▶ **What is being asked**:
Looking at the data below, count the lines that contain the string "text". Write only the total.

▶ **Record extracts**:
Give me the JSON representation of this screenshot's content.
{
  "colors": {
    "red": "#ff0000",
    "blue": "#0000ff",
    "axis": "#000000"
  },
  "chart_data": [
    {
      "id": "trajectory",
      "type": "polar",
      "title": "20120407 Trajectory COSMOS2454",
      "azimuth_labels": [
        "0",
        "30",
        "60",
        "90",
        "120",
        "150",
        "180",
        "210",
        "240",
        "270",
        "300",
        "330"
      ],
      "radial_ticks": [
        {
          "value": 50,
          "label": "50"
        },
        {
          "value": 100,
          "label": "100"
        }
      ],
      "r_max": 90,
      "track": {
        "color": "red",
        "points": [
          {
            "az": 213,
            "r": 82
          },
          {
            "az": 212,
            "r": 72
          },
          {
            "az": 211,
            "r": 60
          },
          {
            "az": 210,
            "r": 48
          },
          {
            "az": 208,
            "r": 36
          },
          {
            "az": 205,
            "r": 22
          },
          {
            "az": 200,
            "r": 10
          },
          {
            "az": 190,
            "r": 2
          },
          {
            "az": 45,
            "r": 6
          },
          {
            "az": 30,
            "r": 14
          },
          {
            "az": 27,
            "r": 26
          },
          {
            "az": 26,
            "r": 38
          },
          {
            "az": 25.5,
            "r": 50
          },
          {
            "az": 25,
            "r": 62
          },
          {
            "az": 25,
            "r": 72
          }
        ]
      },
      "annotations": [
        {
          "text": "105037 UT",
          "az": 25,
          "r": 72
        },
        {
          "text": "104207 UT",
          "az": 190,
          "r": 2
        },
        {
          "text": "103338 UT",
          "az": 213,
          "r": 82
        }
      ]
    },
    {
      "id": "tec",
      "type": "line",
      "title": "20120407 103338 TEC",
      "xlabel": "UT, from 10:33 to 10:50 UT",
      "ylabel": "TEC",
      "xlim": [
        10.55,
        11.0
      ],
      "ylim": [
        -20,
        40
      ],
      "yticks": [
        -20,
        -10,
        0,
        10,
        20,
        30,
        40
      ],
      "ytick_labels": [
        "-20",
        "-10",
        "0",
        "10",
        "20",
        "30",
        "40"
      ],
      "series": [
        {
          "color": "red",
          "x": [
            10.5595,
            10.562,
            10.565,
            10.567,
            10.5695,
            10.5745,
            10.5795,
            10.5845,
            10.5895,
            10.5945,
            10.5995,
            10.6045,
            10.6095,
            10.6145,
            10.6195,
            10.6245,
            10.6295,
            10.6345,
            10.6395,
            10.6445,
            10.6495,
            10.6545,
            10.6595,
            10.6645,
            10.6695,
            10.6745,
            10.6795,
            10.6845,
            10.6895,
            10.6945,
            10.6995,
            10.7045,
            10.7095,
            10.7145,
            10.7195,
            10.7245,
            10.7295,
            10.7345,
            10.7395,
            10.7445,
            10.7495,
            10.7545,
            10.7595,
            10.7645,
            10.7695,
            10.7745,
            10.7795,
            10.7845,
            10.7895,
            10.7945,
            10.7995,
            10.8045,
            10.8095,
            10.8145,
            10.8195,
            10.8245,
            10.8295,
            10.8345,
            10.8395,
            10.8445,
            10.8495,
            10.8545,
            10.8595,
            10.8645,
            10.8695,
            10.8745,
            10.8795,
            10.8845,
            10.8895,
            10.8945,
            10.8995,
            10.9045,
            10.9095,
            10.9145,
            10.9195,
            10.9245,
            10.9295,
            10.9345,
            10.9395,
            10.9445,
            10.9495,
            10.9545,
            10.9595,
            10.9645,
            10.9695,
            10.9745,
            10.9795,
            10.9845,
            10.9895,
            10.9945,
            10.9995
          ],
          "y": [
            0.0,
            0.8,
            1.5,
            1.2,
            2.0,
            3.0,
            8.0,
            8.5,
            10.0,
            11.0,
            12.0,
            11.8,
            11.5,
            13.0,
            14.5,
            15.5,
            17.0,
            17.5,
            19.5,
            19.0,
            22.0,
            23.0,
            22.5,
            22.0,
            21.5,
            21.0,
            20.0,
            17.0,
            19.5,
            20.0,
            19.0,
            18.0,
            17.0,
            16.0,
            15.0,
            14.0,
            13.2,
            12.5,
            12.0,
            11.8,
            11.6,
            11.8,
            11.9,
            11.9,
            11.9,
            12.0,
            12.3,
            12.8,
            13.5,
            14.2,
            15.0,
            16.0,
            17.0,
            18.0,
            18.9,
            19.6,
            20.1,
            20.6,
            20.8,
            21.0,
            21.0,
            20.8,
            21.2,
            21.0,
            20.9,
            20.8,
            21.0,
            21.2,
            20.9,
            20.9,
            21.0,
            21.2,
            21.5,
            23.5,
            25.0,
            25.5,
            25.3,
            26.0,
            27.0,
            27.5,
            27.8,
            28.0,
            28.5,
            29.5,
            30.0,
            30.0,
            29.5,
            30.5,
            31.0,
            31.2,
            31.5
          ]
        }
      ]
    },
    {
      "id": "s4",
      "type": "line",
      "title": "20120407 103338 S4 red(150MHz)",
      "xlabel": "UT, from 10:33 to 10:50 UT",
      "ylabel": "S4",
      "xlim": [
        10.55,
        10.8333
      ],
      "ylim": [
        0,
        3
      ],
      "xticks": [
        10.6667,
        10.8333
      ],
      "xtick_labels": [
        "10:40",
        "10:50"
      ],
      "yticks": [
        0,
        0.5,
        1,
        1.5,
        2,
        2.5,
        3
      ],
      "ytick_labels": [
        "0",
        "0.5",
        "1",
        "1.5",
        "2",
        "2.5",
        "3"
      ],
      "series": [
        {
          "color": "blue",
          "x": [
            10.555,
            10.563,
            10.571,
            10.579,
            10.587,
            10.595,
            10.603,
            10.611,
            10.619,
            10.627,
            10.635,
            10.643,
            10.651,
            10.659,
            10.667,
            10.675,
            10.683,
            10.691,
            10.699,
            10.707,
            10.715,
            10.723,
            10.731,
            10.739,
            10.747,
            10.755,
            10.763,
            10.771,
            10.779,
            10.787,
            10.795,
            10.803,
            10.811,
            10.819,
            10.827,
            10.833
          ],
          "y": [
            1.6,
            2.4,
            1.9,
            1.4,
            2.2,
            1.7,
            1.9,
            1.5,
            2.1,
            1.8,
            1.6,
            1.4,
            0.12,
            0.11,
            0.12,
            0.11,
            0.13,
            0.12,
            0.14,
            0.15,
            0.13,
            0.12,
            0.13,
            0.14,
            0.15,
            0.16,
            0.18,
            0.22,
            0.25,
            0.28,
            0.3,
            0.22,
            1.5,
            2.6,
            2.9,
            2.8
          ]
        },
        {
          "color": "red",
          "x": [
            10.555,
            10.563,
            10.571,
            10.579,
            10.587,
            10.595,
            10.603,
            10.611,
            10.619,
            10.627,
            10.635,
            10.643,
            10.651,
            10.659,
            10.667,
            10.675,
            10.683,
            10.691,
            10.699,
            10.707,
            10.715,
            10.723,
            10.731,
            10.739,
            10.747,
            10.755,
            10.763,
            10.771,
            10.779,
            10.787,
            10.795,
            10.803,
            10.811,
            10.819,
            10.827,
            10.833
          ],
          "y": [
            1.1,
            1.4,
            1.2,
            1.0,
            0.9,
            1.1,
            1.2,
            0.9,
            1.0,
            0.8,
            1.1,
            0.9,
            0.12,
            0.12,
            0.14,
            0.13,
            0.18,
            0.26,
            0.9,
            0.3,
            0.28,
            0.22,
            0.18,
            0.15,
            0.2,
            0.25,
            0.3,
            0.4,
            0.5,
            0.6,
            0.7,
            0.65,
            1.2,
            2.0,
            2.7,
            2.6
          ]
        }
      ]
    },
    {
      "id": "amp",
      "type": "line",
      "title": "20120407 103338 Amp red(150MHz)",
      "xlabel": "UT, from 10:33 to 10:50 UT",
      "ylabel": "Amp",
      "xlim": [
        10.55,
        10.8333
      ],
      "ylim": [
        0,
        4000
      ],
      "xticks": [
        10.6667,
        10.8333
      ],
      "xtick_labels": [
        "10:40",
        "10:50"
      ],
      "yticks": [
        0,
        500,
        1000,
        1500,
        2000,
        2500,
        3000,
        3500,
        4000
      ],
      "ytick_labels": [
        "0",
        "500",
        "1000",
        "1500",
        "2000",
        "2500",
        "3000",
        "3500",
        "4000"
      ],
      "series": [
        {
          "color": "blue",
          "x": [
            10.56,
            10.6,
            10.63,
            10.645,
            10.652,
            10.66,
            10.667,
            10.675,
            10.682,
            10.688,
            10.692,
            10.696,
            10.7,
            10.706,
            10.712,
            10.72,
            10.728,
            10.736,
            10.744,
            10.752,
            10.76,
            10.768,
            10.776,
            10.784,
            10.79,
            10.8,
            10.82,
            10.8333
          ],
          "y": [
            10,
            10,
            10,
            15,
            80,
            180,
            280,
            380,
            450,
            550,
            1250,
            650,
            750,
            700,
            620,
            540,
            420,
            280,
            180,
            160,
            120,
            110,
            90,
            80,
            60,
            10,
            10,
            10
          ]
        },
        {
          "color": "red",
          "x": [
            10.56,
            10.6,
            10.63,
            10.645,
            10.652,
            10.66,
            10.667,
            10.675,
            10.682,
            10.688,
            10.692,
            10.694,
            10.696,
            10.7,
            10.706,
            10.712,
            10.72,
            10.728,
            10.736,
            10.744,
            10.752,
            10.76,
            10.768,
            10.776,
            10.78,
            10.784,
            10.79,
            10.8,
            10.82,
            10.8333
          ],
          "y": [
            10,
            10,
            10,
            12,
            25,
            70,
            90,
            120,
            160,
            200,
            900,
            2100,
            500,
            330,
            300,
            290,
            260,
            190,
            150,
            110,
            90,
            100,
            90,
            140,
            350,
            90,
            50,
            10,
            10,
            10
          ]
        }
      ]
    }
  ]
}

▶ **Complete answer**:
3